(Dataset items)
****************************************

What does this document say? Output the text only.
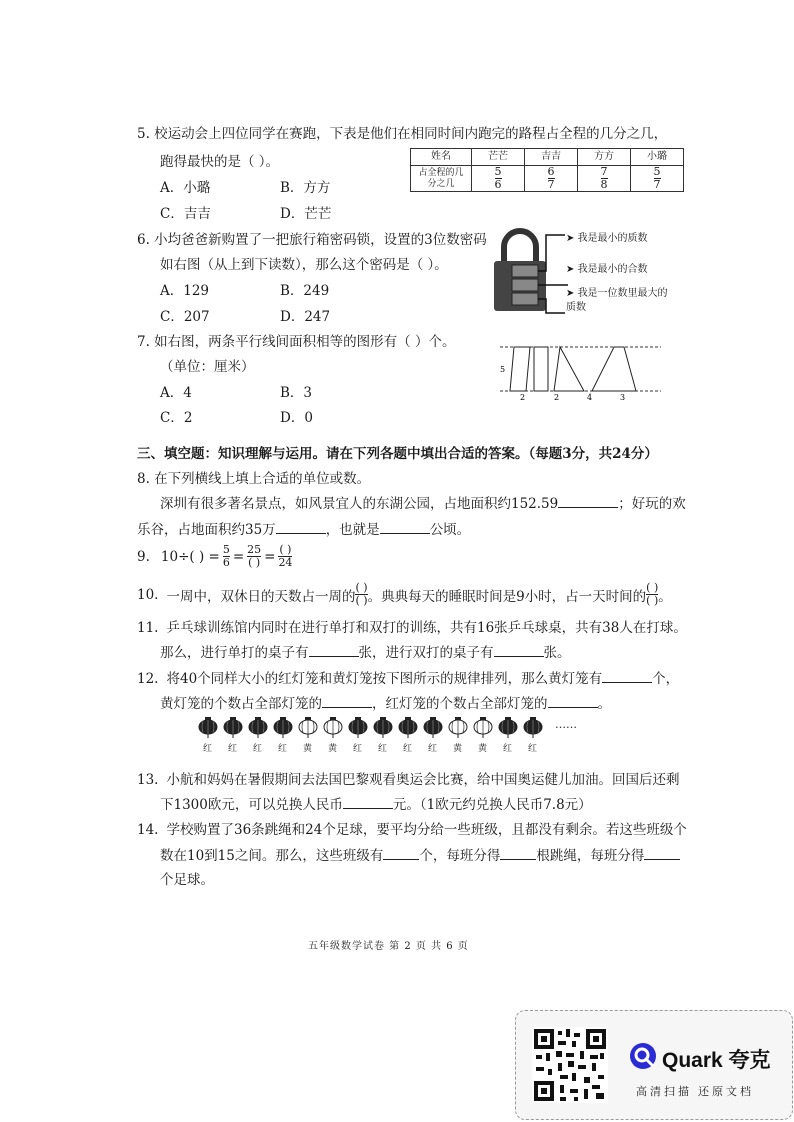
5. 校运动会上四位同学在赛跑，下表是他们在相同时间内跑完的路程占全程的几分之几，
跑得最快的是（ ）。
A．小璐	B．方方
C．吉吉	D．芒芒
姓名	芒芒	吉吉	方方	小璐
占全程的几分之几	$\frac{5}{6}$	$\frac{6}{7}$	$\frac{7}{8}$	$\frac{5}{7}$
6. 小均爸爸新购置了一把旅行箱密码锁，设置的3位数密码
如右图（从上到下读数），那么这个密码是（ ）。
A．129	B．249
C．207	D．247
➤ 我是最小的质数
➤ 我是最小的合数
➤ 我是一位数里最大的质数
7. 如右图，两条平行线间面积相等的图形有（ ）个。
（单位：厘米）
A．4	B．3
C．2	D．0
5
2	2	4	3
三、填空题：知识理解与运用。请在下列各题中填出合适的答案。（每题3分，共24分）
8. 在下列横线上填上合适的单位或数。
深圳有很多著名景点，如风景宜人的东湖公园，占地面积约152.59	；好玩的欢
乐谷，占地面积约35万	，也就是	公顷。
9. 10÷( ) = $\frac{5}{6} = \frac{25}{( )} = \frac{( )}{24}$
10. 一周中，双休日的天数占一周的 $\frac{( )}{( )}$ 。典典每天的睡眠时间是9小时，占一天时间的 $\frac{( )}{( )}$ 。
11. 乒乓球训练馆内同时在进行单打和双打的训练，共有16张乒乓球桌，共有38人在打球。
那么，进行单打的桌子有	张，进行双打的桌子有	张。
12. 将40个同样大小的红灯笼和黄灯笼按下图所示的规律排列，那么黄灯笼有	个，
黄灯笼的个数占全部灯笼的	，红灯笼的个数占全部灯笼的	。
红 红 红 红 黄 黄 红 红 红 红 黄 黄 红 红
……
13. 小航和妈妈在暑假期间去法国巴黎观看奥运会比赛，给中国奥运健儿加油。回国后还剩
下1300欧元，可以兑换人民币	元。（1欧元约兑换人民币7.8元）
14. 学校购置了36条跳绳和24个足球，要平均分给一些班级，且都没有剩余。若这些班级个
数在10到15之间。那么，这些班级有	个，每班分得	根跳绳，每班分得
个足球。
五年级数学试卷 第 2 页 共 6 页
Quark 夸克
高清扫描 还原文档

****************************************

**WRITTEN PROBLEM**
Check each line of the records for "frac" and copy the ones that contain it.

**SOLUTION**
占全程的几分之几	$\frac{5}{6}$	$\frac{6}{7}$	$\frac{7}{8}$	$\frac{5}{7}$
9. 10÷( ) = $\frac{5}{6} = \frac{25}{( )} = \frac{( )}{24}$
10. 一周中，双休日的天数占一周的 $\frac{( )}{( )}$ 。典典每天的睡眠时间是9小时，占一天时间的 $\frac{( )}{( )}$ 。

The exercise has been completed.